▸ DATA RECORDS

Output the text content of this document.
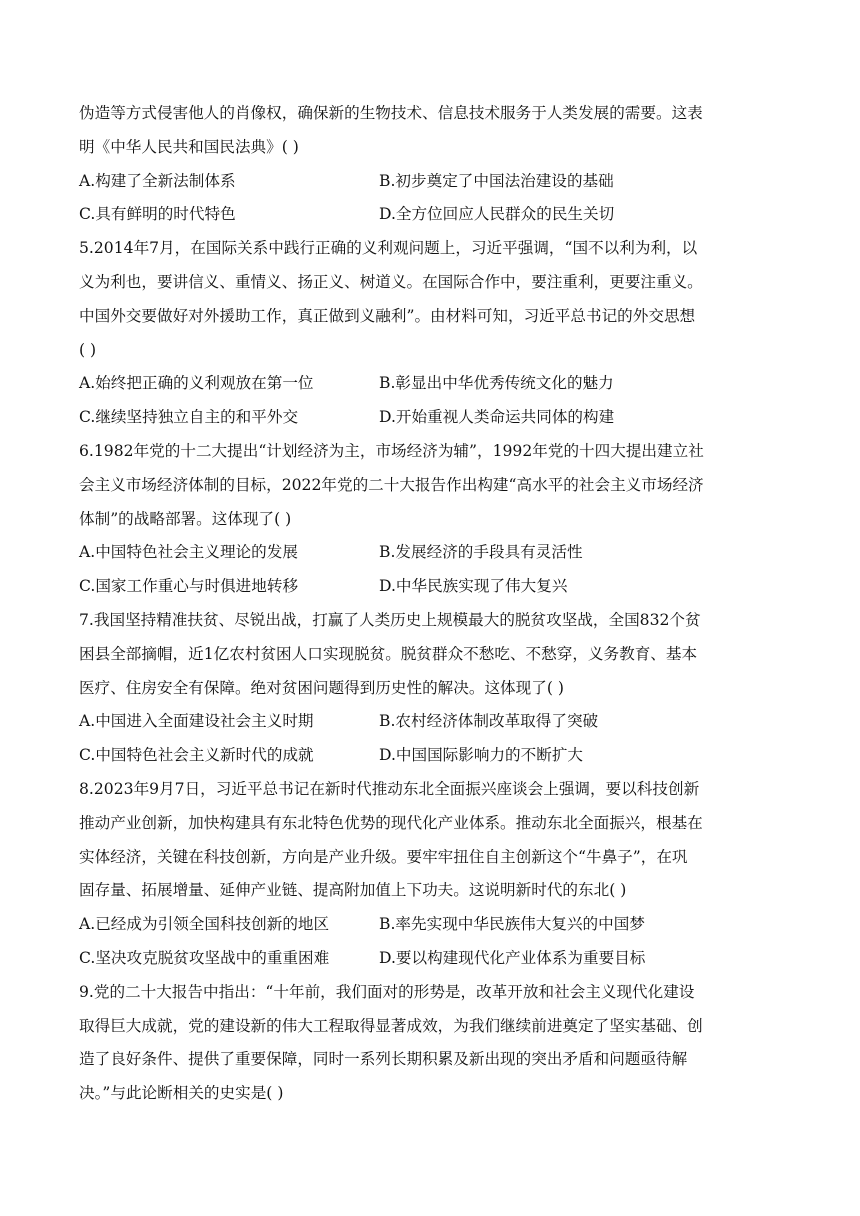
伪造等方式侵害他人的肖像权，确保新的生物技术、信息技术服务于人类发展的需要。这表
明《中华人民共和国民法典》( )
A.构建了全新法制体系	B.初步奠定了中国法治建设的基础
C.具有鲜明的时代特色	D.全方位回应人民群众的民生关切
5.2014年7月，在国际关系中践行正确的义利观问题上，习近平强调，“国不以利为利，以
义为利也，要讲信义、重情义、扬正义、树道义。在国际合作中，要注重利，更要注重义。
中国外交要做好对外援助工作，真正做到义融利”。由材料可知，习近平总书记的外交思想
( )
A.始终把正确的义利观放在第一位	B.彰显出中华优秀传统文化的魅力
C.继续坚持独立自主的和平外交	D.开始重视人类命运共同体的构建
6.1982年党的十二大提出“计划经济为主，市场经济为辅”，1992年党的十四大提出建立社
会主义市场经济体制的目标，2022年党的二十大报告作出构建“高水平的社会主义市场经济
体制”的战略部署。这体现了( )
A.中国特色社会主义理论的发展	B.发展经济的手段具有灵活性
C.国家工作重心与时俱进地转移	D.中华民族实现了伟大复兴
7.我国坚持精准扶贫、尽锐出战，打赢了人类历史上规模最大的脱贫攻坚战，全国832个贫
困县全部摘帽，近1亿农村贫困人口实现脱贫。脱贫群众不愁吃、不愁穿，义务教育、基本
医疗、住房安全有保障。绝对贫困问题得到历史性的解决。这体现了( )
A.中国进入全面建设社会主义时期	B.农村经济体制改革取得了突破
C.中国特色社会主义新时代的成就	D.中国国际影响力的不断扩大
8.2023年9月7日，习近平总书记在新时代推动东北全面振兴座谈会上强调，要以科技创新
推动产业创新，加快构建具有东北特色优势的现代化产业体系。推动东北全面振兴，根基在
实体经济，关键在科技创新，方向是产业升级。要牢牢扭住自主创新这个“牛鼻子”，在巩
固存量、拓展增量、延伸产业链、提高附加值上下功夫。这说明新时代的东北( )
A.已经成为引领全国科技创新的地区	B.率先实现中华民族伟大复兴的中国梦
C.坚决攻克脱贫攻坚战中的重重困难	D.要以构建现代化产业体系为重要目标
9.党的二十大报告中指出：“十年前，我们面对的形势是，改革开放和社会主义现代化建设
取得巨大成就，党的建设新的伟大工程取得显著成效，为我们继续前进奠定了坚实基础、创
造了良好条件、提供了重要保障，同时一系列长期积累及新出现的突出矛盾和问题亟待解
决。”与此论断相关的史实是( )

▸ YOUR TASK
Write out the entries above word for word. Do not include the pictures.

▸ EXERCISE RESPONSE
Output the text content of this document.
伪造等方式侵害他人的肖像权，确保新的生物技术、信息技术服务于人类发展的需要。这表
明《中华人民共和国民法典》( )
A.构建了全新法制体系	B.初步奠定了中国法治建设的基础
C.具有鲜明的时代特色	D.全方位回应人民群众的民生关切
5.2014年7月，在国际关系中践行正确的义利观问题上，习近平强调，“国不以利为利，以
义为利也，要讲信义、重情义、扬正义、树道义。在国际合作中，要注重利，更要注重义。
中国外交要做好对外援助工作，真正做到义融利”。由材料可知，习近平总书记的外交思想
( )
A.始终把正确的义利观放在第一位	B.彰显出中华优秀传统文化的魅力
C.继续坚持独立自主的和平外交	D.开始重视人类命运共同体的构建
6.1982年党的十二大提出“计划经济为主，市场经济为辅”，1992年党的十四大提出建立社
会主义市场经济体制的目标，2022年党的二十大报告作出构建“高水平的社会主义市场经济
体制”的战略部署。这体现了( )
A.中国特色社会主义理论的发展	B.发展经济的手段具有灵活性
C.国家工作重心与时俱进地转移	D.中华民族实现了伟大复兴
7.我国坚持精准扶贫、尽锐出战，打赢了人类历史上规模最大的脱贫攻坚战，全国832个贫
困县全部摘帽，近1亿农村贫困人口实现脱贫。脱贫群众不愁吃、不愁穿，义务教育、基本
医疗、住房安全有保障。绝对贫困问题得到历史性的解决。这体现了( )
A.中国进入全面建设社会主义时期	B.农村经济体制改革取得了突破
C.中国特色社会主义新时代的成就	D.中国国际影响力的不断扩大
8.2023年9月7日，习近平总书记在新时代推动东北全面振兴座谈会上强调，要以科技创新
推动产业创新，加快构建具有东北特色优势的现代化产业体系。推动东北全面振兴，根基在
实体经济，关键在科技创新，方向是产业升级。要牢牢扭住自主创新这个“牛鼻子”，在巩
固存量、拓展增量、延伸产业链、提高附加值上下功夫。这说明新时代的东北( )
A.已经成为引领全国科技创新的地区	B.率先实现中华民族伟大复兴的中国梦
C.坚决攻克脱贫攻坚战中的重重困难	D.要以构建现代化产业体系为重要目标
9.党的二十大报告中指出：“十年前，我们面对的形势是，改革开放和社会主义现代化建设
取得巨大成就，党的建设新的伟大工程取得显著成效，为我们继续前进奠定了坚实基础、创
造了良好条件、提供了重要保障，同时一系列长期积累及新出现的突出矛盾和问题亟待解
决。”与此论断相关的史实是( )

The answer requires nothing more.